*Exercise prompt:*
Return each line of the listing below, unchanged, and omit the images.

*Provided records:*
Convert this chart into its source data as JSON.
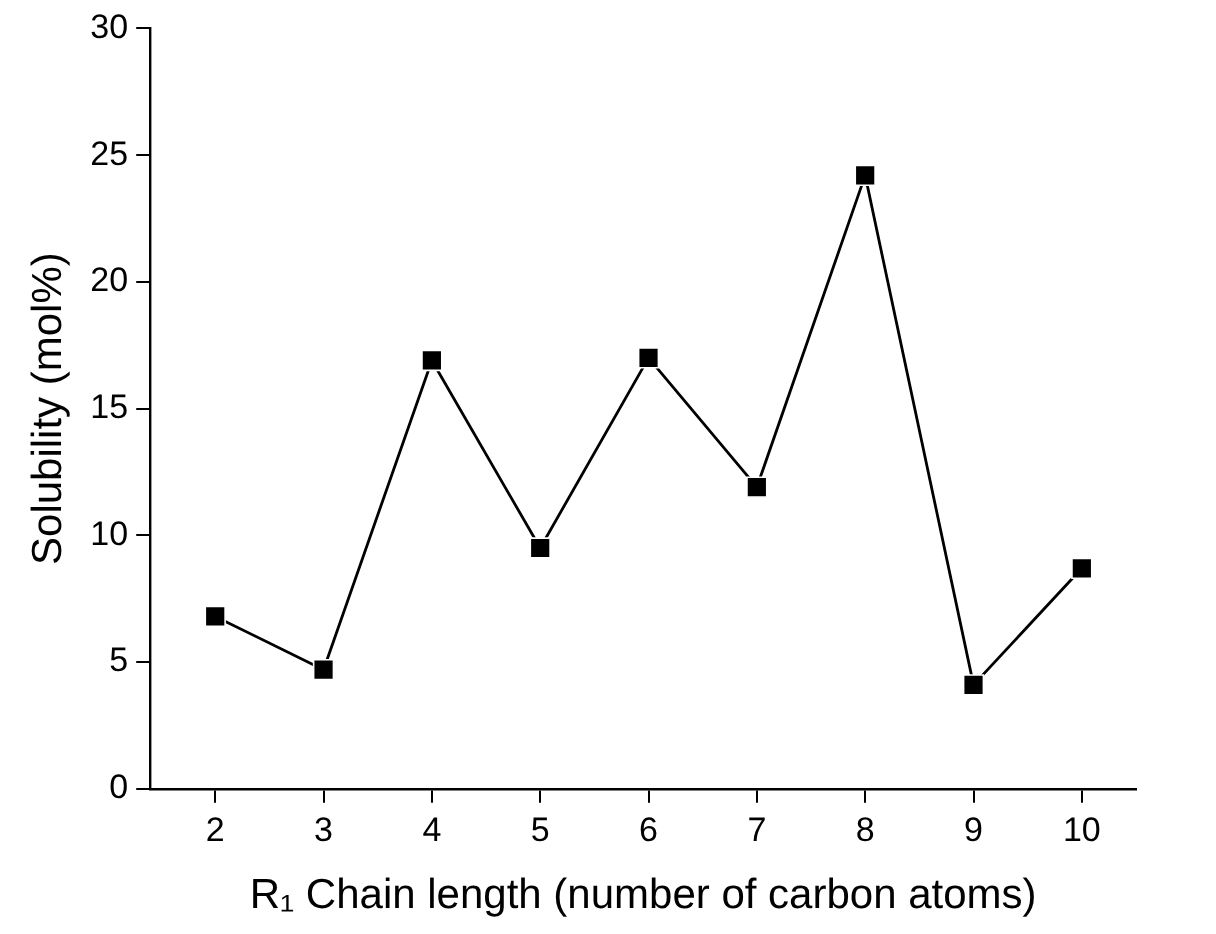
{
  "chart_data": {
    "type": "line",
    "xlabel": "R₁ Chain length (number of carbon atoms)",
    "ylabel": "Solubility (mol%)",
    "x": [
      2,
      3,
      4,
      5,
      6,
      7,
      8,
      9,
      10
    ],
    "series": [
      {
        "color": "#000000",
        "values": [
          6.8,
          4.7,
          16.9,
          9.5,
          17.0,
          11.9,
          24.2,
          4.1,
          8.7
        ]
      }
    ],
    "xlim": [
      1.4,
      10.5
    ],
    "xticks": [
      2,
      3,
      4,
      5,
      6,
      7,
      8,
      9,
      10
    ],
    "ylim": [
      0,
      30
    ],
    "yticks": [
      0,
      5,
      10,
      15,
      20,
      25,
      30
    ],
    "grid": false,
    "legend": false,
    "marker": "square",
    "line_style": "solid"
  }
}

*Task solution:*
Convert this chart into its source data as JSON.
{
  "chart_data": {
    "type": "line",
    "xlabel": "R₁ Chain length (number of carbon atoms)",
    "ylabel": "Solubility (mol%)",
    "x": [
      2,
      3,
      4,
      5,
      6,
      7,
      8,
      9,
      10
    ],
    "series": [
      {
        "color": "#000000",
        "values": [
          6.8,
          4.7,
          16.9,
          9.5,
          17.0,
          11.9,
          24.2,
          4.1,
          8.7
        ]
      }
    ],
    "xlim": [
      1.4,
      10.5
    ],
    "xticks": [
      2,
      3,
      4,
      5,
      6,
      7,
      8,
      9,
      10
    ],
    "ylim": [
      0,
      30
    ],
    "yticks": [
      0,
      5,
      10,
      15,
      20,
      25,
      30
    ],
    "grid": false,
    "legend": false,
    "marker": "square",
    "line_style": "solid"
  }
}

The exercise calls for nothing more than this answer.